▸ **TASK TO CARRY OUT**
Copy out the items word for word, from the line that contains "What elements are" to the line that contains "map-frame [135,56,666,564]", both lines included.

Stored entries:

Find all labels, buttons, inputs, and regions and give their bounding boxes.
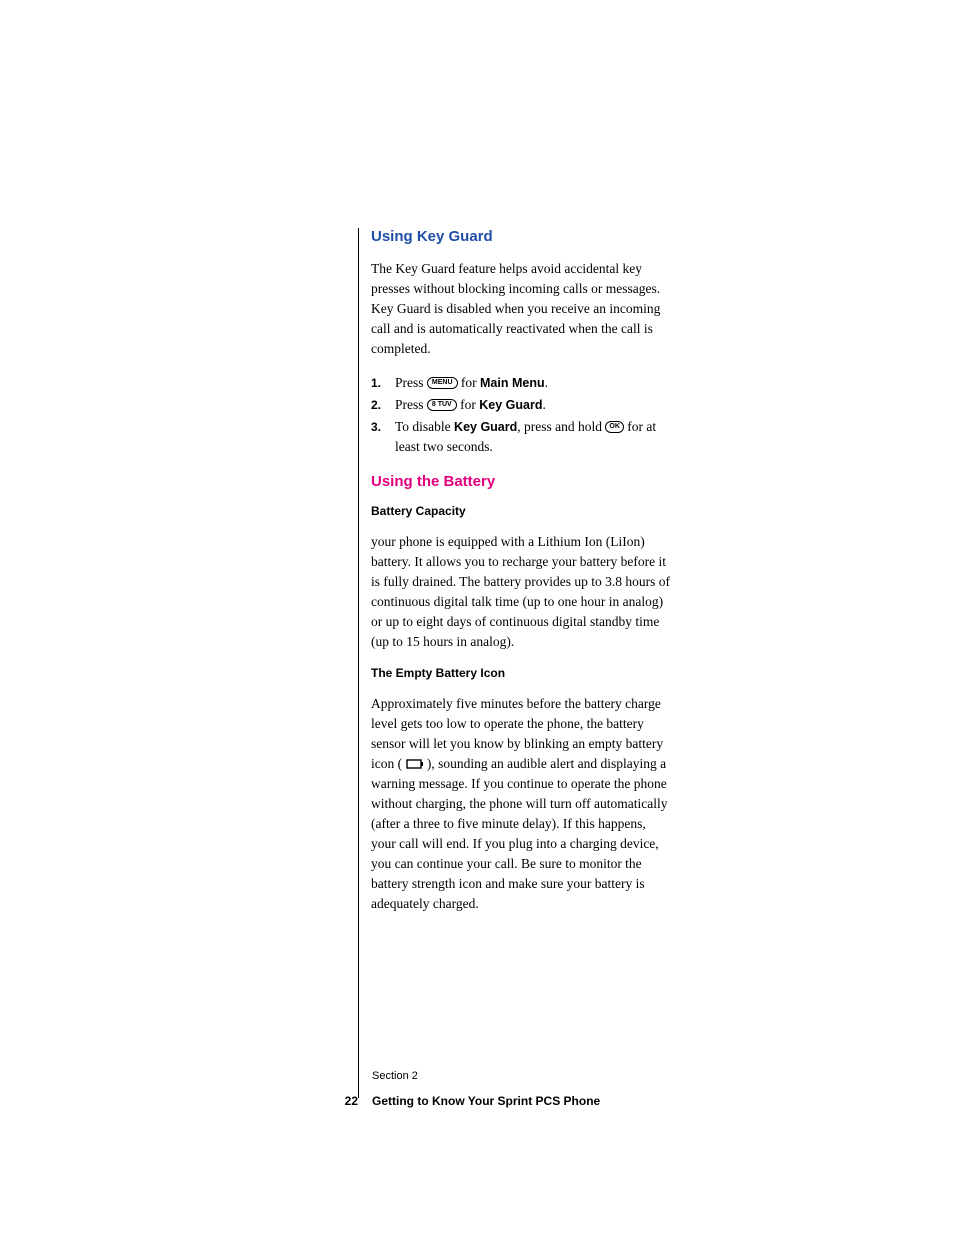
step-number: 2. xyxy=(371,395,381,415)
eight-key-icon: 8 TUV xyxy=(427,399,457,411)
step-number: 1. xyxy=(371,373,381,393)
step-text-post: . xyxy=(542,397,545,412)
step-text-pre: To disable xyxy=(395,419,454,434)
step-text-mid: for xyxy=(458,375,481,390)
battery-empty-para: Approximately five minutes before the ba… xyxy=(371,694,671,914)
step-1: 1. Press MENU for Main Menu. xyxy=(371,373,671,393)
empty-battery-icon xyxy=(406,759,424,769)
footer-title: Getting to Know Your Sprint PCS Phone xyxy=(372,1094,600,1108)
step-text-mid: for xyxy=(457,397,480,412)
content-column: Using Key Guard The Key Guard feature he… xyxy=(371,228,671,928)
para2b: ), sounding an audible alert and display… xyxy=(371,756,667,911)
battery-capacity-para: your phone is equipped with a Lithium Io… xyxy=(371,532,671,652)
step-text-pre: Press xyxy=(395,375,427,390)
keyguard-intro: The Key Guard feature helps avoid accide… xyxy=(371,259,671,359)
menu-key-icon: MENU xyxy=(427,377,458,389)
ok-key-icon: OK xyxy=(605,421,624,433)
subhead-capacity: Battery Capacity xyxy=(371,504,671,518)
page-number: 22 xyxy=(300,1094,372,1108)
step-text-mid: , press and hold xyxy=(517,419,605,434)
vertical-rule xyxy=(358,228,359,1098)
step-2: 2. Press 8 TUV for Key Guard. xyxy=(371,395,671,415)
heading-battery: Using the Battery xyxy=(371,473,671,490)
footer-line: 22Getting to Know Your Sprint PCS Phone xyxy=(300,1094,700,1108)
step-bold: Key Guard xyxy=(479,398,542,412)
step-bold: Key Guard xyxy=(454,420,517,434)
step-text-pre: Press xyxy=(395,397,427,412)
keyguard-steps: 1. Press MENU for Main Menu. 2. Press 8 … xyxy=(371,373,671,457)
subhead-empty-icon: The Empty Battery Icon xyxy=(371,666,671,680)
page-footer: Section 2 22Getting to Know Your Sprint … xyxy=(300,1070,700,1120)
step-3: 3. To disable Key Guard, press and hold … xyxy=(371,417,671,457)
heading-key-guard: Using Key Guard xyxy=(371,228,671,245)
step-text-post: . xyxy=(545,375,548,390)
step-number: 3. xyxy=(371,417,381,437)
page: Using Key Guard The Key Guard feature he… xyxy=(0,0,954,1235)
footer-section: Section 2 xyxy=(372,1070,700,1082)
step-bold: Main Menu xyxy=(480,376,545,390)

* * *

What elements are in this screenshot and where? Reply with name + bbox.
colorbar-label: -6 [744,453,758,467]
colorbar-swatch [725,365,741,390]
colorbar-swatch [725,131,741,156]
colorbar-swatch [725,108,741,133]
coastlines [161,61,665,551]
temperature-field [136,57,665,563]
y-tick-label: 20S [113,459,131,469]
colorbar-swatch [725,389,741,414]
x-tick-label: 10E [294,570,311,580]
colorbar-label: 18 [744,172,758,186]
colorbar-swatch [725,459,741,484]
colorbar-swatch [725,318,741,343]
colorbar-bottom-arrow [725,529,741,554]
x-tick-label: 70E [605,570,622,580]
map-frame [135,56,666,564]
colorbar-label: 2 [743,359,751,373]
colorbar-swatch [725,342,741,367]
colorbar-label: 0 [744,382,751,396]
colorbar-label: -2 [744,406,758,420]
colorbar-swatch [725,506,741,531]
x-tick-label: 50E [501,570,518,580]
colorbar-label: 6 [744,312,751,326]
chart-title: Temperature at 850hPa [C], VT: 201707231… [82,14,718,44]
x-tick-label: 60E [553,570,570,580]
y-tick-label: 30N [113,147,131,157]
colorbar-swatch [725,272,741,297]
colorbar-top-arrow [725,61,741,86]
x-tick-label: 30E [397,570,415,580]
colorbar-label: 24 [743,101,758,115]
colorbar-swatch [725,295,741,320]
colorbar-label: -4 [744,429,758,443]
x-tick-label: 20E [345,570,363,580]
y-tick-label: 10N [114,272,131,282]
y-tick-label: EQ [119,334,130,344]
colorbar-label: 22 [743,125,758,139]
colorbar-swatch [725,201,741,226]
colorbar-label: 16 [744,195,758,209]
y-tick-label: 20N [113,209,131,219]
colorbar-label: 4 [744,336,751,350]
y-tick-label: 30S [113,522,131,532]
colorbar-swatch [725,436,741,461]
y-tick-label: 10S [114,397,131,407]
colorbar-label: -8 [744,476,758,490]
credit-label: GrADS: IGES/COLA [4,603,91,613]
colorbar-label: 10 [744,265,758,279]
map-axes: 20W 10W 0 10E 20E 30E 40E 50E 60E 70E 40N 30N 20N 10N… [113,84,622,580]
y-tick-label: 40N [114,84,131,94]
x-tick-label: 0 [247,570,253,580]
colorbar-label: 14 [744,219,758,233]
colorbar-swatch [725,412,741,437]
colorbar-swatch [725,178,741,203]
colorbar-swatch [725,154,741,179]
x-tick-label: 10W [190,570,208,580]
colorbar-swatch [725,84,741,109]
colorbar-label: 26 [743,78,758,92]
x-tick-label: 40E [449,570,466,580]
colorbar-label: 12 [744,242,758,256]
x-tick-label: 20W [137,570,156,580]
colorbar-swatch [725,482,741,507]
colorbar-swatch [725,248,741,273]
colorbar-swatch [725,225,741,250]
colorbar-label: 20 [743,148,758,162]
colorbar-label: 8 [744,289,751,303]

...

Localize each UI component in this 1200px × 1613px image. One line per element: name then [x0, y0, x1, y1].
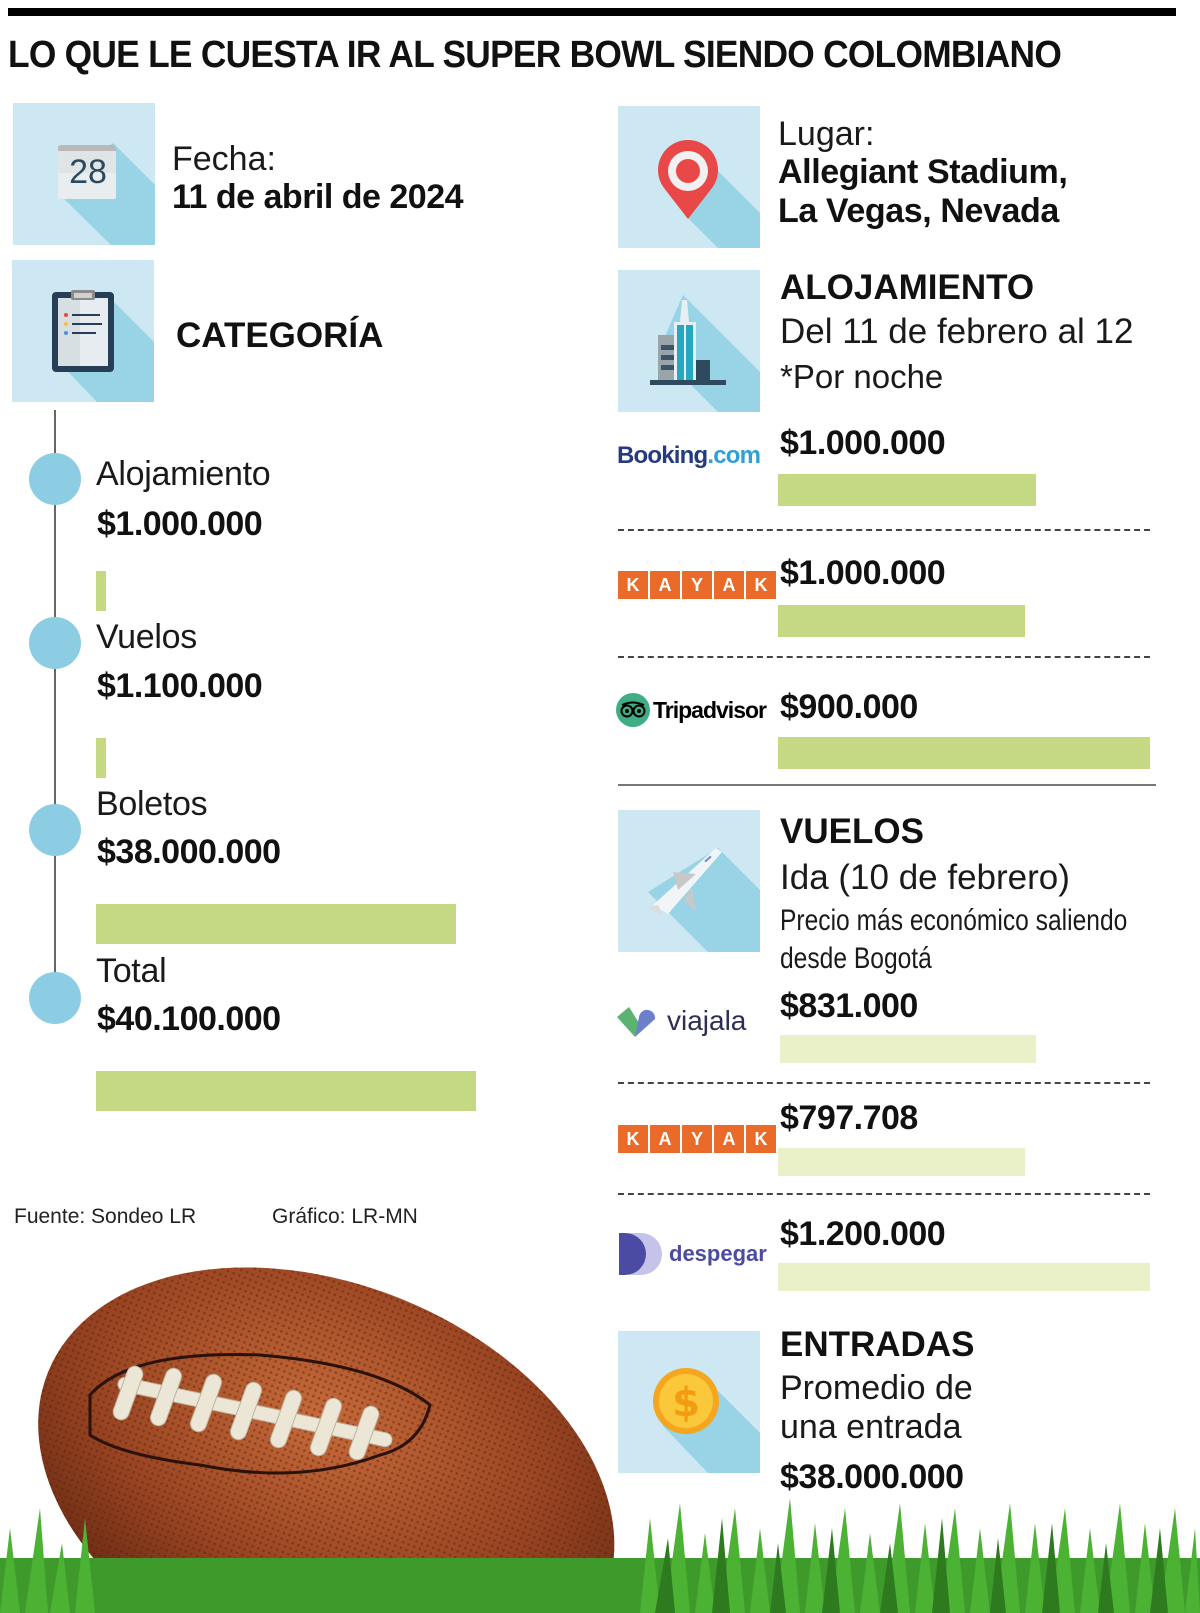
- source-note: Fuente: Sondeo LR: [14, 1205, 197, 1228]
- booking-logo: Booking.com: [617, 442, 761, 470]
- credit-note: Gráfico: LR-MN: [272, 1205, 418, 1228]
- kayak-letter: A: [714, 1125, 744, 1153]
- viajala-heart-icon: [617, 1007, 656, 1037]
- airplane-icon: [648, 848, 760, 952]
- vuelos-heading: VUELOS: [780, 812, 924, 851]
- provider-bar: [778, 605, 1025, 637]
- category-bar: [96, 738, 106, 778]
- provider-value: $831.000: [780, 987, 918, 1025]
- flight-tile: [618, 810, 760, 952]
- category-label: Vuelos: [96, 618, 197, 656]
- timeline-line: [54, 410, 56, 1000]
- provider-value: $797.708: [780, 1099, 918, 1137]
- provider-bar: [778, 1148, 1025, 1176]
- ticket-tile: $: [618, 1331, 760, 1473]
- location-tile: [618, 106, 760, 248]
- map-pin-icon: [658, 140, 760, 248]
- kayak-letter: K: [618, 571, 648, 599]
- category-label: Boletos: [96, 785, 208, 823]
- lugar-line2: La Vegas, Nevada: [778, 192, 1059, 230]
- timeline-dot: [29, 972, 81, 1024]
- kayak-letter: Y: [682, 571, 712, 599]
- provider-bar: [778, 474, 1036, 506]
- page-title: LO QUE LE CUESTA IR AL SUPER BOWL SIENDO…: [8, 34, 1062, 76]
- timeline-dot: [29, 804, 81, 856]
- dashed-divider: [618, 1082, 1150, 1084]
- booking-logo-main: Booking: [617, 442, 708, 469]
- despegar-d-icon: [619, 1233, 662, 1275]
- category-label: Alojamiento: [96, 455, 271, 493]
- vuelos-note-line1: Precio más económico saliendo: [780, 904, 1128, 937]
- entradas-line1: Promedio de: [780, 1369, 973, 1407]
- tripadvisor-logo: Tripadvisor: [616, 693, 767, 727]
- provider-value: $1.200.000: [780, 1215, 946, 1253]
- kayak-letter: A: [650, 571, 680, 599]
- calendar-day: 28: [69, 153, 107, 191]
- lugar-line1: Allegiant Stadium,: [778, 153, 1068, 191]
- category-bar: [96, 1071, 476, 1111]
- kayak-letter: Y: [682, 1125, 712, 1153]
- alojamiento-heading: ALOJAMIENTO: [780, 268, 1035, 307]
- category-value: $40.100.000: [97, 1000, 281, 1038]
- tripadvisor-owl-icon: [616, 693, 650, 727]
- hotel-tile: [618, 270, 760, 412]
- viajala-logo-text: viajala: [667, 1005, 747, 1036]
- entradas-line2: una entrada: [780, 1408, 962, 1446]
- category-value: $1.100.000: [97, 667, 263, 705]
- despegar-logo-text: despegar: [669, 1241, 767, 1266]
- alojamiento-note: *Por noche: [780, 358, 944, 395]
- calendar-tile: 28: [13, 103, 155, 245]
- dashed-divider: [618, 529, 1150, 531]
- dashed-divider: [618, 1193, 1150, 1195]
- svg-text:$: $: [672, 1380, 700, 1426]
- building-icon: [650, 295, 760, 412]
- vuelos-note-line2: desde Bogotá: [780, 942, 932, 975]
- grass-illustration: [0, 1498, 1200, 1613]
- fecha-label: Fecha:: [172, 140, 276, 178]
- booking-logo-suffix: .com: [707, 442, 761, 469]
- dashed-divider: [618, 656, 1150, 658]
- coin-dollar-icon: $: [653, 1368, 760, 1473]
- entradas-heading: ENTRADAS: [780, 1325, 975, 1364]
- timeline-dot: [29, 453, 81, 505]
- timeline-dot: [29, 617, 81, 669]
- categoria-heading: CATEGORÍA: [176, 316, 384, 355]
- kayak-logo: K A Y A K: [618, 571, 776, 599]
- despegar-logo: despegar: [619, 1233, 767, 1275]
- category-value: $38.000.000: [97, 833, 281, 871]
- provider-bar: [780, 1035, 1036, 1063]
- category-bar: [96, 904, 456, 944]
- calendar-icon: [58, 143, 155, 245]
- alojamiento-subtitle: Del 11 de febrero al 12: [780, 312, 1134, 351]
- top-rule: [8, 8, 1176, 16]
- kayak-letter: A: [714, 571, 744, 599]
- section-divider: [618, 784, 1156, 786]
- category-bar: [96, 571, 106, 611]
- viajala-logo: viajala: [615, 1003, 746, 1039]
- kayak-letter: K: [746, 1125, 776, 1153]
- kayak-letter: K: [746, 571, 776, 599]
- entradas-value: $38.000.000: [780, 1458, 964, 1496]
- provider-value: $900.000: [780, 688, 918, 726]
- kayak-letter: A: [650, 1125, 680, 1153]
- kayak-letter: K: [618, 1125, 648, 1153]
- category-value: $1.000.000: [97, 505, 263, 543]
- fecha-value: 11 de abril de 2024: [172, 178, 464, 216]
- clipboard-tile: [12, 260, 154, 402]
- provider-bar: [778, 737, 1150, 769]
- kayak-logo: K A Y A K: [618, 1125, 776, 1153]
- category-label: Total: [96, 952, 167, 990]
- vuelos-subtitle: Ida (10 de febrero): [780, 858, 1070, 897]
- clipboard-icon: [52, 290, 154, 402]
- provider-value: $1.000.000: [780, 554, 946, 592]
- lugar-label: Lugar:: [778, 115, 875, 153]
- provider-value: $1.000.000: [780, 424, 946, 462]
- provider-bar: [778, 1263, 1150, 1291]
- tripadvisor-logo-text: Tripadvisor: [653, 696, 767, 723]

▸ **THE REPLY**
What elements are in this screenshot and where? Reply with name + bbox.
colorbar-label: -6 [744,453,758,467]
colorbar-swatch [725,365,741,390]
colorbar-swatch [725,131,741,156]
colorbar-swatch [725,108,741,133]
coastlines [161,61,665,551]
temperature-field [136,57,665,563]
y-tick-label: 20S [113,459,131,469]
colorbar-swatch [725,389,741,414]
x-tick-label: 10E [294,570,311,580]
colorbar-label: 18 [744,172,758,186]
colorbar-swatch [725,459,741,484]
colorbar-swatch [725,318,741,343]
colorbar-bottom-arrow [725,529,741,554]
x-tick-label: 70E [605,570,622,580]
map-frame [135,56,666,564]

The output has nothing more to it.